TO DO: Can you find the lines of the listing that include "xlabel" and copy every one?

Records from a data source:

···

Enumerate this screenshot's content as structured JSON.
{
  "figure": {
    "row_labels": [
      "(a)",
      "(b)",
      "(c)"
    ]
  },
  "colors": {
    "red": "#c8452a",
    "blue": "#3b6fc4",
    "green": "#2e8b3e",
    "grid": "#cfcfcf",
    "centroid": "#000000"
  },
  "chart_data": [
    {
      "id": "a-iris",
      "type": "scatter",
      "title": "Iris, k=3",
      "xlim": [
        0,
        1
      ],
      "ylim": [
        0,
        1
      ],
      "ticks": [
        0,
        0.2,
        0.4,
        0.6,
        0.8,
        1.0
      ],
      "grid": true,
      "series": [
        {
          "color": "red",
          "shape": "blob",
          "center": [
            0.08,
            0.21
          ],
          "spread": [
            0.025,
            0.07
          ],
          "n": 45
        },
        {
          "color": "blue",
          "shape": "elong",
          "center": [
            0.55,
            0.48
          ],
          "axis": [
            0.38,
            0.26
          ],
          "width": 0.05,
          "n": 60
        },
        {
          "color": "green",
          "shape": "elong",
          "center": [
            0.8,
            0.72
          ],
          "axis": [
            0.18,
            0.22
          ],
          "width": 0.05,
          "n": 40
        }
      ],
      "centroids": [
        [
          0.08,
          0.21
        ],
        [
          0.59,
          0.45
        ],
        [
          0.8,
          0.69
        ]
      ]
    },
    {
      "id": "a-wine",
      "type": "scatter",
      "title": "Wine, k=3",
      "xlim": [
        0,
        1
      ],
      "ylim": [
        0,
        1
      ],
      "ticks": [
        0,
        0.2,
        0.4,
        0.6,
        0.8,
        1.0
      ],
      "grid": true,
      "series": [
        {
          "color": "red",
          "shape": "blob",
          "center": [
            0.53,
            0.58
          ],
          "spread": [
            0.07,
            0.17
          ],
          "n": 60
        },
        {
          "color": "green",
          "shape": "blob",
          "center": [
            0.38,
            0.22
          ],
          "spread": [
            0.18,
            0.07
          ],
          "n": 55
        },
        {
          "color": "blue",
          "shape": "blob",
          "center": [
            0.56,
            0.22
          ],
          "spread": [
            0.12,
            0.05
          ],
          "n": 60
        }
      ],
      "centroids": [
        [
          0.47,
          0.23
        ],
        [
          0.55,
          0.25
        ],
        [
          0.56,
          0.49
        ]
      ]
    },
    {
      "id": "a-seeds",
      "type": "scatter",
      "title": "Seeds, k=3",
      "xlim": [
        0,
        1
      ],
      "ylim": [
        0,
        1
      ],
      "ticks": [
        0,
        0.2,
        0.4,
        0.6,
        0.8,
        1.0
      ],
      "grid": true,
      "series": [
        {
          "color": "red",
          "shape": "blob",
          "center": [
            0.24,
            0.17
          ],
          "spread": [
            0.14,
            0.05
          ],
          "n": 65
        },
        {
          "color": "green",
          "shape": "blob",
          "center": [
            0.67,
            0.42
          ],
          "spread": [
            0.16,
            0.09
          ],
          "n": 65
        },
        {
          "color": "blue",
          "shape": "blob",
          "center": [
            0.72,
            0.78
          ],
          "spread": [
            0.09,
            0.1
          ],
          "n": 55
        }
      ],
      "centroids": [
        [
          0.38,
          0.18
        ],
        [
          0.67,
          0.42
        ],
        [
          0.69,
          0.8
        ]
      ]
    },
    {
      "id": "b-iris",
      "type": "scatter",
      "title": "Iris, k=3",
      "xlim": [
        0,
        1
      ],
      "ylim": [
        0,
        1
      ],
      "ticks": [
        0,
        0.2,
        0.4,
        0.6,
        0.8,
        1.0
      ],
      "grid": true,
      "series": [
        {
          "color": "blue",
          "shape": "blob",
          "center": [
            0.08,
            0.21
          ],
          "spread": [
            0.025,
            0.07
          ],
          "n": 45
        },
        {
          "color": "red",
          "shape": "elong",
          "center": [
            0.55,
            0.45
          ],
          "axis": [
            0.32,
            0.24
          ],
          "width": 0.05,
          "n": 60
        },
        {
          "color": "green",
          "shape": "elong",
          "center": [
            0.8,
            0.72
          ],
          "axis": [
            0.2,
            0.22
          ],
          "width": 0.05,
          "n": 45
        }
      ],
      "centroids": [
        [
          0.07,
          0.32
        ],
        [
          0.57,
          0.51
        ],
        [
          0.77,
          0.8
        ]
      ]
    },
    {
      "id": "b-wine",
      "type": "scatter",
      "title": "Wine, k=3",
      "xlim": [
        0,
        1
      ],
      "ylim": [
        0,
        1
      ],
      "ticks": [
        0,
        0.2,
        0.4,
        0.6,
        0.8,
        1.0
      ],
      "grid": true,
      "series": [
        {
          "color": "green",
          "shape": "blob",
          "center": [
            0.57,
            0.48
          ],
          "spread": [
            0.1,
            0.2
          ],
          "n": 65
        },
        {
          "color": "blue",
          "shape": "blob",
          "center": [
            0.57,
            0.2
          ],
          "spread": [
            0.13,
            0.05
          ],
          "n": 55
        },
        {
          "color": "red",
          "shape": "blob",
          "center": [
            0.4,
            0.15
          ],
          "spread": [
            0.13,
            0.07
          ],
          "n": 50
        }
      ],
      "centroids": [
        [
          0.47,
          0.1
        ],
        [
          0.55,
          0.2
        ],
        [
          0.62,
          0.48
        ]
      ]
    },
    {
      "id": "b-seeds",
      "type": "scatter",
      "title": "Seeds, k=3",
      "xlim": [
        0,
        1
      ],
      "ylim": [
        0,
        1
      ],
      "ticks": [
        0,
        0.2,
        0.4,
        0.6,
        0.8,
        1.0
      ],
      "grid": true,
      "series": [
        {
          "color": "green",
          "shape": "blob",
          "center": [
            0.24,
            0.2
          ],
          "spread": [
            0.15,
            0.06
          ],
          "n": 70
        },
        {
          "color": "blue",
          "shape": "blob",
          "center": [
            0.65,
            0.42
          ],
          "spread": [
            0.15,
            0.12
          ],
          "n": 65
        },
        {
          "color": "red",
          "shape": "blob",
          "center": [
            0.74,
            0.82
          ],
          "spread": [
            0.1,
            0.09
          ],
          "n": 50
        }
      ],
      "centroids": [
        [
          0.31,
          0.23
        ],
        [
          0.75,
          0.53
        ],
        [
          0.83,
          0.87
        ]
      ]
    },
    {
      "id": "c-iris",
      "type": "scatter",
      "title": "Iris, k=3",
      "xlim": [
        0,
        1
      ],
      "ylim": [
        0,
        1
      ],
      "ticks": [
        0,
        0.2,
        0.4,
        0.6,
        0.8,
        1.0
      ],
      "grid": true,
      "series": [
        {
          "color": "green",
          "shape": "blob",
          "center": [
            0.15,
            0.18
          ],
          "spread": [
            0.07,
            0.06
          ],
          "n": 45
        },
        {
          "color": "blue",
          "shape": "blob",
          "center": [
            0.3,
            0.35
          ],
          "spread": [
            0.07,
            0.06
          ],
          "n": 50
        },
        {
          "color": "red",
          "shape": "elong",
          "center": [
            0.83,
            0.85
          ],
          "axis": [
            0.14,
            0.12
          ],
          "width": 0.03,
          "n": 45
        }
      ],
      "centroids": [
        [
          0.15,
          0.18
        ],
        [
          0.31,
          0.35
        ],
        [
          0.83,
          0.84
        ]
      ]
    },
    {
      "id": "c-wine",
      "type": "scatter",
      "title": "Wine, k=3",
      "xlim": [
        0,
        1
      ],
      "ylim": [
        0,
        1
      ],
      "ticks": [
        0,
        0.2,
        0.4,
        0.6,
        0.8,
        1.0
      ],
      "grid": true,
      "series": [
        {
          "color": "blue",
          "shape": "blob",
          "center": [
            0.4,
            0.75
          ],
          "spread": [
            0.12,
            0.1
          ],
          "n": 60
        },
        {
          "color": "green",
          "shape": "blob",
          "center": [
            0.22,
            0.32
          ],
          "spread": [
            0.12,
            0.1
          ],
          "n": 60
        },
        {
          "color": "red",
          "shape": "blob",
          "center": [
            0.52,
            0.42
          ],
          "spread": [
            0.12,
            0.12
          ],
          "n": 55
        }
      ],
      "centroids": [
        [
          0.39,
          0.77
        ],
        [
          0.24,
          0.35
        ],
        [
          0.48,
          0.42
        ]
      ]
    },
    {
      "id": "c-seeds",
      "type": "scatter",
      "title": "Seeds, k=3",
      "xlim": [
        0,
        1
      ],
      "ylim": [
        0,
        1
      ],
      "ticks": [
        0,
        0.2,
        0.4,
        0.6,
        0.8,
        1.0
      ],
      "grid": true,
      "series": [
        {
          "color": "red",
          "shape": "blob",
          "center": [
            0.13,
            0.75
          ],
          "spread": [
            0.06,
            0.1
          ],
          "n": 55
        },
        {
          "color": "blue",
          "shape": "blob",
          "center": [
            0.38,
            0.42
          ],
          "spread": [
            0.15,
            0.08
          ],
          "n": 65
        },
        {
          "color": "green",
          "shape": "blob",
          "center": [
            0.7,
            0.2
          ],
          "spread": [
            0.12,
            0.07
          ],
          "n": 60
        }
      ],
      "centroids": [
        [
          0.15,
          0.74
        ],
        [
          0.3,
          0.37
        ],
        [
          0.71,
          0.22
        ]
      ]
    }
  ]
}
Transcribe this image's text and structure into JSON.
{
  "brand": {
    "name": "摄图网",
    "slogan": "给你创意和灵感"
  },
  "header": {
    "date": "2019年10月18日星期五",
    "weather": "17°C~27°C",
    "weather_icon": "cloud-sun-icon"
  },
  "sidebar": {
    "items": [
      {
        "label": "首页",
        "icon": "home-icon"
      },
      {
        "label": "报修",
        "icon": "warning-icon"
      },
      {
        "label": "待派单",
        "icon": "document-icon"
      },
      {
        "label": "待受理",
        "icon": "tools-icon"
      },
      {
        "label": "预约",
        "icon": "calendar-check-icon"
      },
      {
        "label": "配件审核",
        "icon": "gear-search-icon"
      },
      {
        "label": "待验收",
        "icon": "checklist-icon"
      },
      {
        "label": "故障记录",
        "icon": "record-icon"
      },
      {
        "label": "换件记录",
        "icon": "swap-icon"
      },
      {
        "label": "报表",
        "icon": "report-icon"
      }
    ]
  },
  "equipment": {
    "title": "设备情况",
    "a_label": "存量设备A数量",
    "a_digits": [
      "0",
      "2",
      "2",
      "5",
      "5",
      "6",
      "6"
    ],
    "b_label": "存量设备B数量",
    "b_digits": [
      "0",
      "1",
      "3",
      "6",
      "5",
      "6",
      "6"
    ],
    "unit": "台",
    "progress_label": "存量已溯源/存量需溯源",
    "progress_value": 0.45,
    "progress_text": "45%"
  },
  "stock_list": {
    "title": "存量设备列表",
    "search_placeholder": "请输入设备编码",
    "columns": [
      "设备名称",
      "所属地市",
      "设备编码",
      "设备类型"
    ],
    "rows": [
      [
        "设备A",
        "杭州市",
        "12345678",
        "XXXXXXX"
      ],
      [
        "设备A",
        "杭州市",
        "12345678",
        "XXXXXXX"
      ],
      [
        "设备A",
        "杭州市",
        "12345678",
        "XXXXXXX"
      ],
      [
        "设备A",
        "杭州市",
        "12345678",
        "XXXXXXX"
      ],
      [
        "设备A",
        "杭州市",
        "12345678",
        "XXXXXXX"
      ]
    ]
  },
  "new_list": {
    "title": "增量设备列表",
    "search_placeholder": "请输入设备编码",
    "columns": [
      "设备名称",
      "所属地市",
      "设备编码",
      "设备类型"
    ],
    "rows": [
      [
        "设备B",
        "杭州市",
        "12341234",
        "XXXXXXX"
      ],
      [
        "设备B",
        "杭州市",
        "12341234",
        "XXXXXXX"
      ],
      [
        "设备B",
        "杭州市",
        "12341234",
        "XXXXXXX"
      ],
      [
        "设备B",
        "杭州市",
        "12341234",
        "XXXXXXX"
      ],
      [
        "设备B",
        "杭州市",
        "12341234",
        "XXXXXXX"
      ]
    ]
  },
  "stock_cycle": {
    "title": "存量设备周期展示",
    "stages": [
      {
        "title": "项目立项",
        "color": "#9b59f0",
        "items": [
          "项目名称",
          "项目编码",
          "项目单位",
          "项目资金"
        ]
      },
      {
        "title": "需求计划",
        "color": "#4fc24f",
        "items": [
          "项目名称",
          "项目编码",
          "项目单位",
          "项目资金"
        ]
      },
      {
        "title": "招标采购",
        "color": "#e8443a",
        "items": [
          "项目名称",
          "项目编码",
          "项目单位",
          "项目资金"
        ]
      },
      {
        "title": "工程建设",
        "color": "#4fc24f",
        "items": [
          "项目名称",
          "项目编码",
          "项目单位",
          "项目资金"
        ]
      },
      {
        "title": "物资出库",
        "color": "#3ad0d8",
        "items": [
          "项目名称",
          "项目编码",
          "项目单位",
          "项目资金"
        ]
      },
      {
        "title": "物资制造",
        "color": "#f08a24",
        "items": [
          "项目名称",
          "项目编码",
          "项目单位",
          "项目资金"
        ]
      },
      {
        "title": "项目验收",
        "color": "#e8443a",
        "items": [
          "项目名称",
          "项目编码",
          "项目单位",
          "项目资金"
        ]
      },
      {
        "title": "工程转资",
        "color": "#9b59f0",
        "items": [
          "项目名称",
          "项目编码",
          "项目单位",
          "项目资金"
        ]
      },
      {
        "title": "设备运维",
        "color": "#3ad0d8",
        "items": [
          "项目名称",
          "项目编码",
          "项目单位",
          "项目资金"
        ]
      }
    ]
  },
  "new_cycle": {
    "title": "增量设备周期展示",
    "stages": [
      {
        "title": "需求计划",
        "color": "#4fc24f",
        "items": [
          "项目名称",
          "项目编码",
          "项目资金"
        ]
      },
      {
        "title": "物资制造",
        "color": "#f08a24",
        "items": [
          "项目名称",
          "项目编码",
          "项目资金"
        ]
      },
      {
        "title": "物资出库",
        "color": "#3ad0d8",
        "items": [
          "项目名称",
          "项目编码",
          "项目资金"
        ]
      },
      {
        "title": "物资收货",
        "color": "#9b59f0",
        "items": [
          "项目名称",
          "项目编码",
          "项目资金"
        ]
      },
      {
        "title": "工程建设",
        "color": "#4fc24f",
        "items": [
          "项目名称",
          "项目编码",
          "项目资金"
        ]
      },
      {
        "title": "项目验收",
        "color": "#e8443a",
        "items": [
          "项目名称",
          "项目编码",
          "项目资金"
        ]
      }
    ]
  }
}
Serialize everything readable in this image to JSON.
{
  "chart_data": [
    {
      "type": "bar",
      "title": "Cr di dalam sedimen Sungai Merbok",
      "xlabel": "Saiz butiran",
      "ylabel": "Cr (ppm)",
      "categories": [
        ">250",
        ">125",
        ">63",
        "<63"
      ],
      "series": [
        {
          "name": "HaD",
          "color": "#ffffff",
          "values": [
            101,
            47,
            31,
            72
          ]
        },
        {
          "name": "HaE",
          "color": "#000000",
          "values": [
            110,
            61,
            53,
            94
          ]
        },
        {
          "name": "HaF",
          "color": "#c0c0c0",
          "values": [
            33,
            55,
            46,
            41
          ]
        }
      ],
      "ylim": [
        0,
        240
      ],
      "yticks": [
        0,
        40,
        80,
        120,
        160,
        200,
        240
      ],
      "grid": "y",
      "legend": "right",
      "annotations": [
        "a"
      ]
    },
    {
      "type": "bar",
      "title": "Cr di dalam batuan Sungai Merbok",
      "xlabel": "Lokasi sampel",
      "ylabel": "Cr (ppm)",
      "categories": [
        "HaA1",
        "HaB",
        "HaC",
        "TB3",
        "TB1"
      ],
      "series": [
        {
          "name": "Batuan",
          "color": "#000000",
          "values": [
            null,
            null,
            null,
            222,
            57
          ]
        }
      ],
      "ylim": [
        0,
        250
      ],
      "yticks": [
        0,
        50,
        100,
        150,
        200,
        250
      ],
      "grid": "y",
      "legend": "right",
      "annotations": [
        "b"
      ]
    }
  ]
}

···

CORRECT OUTPUT:
      "xlabel": "Saiz butiran",
      "xlabel": "Lokasi sampel",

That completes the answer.